Show every line in the entries below where the word "Konfiguration" appears.
BEGIN Supplied material
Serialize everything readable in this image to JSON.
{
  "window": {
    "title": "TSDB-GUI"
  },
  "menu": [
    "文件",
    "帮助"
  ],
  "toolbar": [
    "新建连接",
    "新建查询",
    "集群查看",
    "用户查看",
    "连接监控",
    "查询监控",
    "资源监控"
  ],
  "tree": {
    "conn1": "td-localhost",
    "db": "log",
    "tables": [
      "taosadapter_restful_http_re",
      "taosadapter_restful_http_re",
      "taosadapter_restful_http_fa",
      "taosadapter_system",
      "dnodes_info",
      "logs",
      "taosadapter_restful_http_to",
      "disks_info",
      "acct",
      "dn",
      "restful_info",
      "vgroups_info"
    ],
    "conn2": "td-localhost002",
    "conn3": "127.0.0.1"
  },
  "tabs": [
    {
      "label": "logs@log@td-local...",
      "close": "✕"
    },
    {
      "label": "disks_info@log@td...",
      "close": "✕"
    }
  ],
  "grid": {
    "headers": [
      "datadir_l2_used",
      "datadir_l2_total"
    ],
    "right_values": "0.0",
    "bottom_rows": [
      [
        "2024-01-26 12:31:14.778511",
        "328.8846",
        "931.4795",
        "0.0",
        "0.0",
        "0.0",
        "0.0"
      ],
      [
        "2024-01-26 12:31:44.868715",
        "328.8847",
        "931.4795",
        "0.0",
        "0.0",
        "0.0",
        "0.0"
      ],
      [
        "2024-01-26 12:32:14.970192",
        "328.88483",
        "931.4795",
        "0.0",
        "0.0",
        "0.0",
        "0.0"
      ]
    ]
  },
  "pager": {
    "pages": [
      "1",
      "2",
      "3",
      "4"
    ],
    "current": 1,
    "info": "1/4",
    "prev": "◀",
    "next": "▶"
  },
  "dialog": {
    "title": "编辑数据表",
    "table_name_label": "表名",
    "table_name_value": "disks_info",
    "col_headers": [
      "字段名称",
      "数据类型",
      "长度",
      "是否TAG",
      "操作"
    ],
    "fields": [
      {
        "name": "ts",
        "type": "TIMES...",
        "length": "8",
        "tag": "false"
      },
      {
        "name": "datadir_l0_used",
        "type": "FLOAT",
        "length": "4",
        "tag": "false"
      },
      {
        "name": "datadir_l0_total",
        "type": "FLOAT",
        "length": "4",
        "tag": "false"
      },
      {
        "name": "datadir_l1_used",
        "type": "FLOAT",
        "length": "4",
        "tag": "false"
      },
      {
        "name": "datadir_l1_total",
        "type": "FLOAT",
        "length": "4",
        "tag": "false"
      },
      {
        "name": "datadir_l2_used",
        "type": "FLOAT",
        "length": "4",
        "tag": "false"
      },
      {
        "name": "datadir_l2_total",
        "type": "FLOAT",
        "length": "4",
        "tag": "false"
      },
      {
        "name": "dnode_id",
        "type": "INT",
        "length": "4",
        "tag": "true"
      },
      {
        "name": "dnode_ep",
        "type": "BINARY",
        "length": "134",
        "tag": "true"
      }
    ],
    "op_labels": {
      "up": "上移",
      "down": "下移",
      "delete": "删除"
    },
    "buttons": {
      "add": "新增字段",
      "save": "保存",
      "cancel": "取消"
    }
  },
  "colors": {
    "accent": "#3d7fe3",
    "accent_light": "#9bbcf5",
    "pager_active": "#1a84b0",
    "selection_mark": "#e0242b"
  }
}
END Supplied material
BEGIN Supplied material
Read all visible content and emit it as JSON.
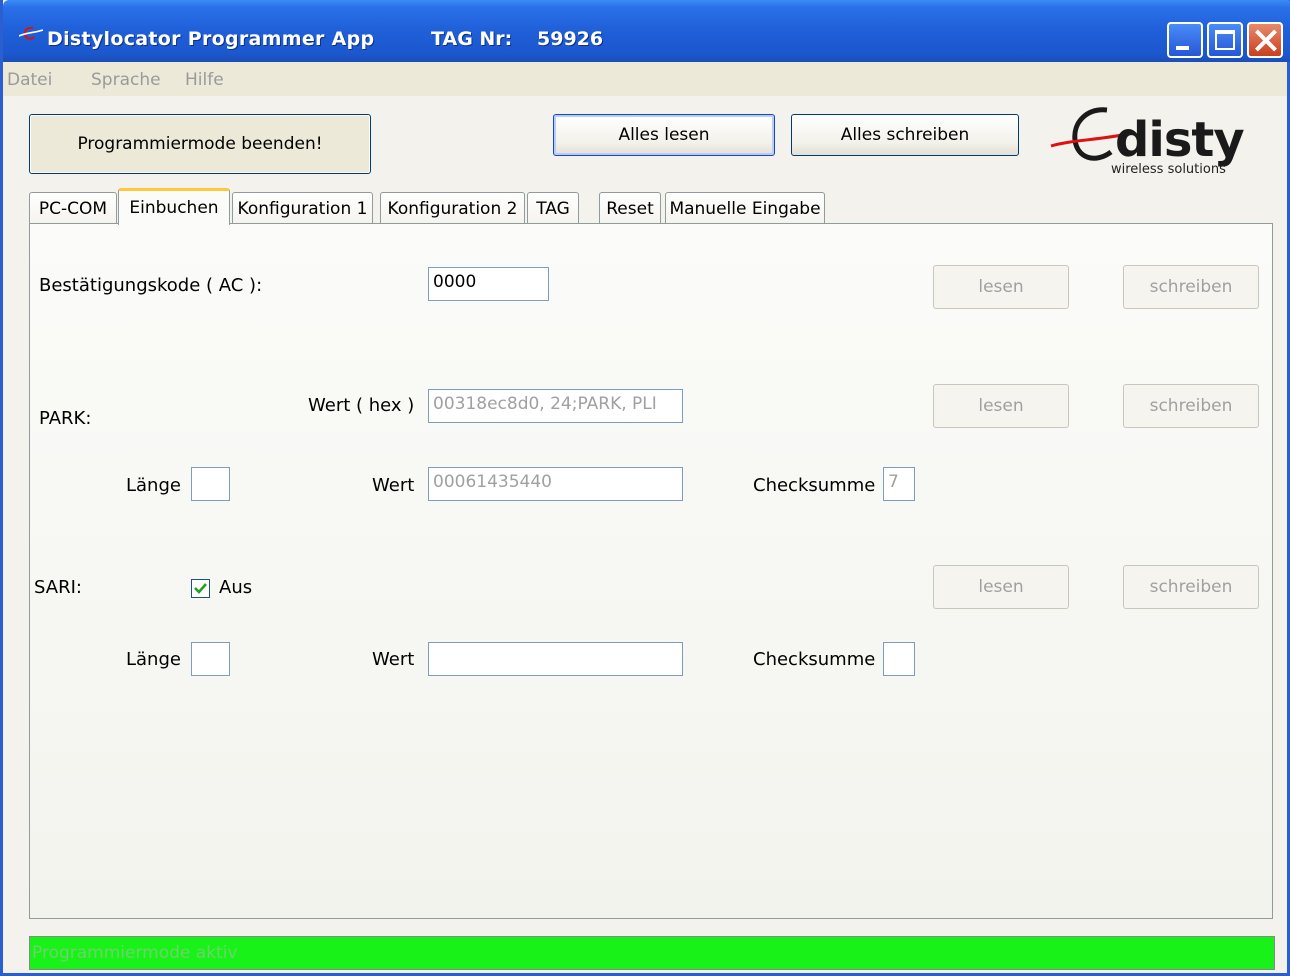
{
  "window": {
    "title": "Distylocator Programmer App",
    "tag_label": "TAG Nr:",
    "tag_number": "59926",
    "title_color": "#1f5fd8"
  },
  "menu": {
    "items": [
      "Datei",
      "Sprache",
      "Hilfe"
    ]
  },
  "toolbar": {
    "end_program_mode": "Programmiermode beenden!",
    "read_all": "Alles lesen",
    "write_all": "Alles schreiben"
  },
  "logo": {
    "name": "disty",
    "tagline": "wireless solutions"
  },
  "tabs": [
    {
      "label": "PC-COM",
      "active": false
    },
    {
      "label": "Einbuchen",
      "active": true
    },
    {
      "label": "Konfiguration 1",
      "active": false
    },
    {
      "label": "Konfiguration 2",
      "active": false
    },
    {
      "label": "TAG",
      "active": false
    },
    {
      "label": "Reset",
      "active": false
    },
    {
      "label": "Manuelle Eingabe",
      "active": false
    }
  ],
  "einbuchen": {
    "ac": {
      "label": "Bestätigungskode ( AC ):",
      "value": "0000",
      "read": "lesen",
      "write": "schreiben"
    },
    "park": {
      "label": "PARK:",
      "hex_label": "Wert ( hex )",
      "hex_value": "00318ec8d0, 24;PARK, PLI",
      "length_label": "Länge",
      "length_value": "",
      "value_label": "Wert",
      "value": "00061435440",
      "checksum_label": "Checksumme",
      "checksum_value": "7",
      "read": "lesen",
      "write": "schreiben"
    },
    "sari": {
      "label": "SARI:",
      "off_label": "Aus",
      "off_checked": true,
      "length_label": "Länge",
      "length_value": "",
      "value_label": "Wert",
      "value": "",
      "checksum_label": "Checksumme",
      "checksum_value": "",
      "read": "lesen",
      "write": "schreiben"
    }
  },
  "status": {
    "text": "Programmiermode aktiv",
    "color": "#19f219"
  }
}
END Supplied material
» **Solution for this problem**
      "label": "Konfiguration 1",
      "label": "Konfiguration 2",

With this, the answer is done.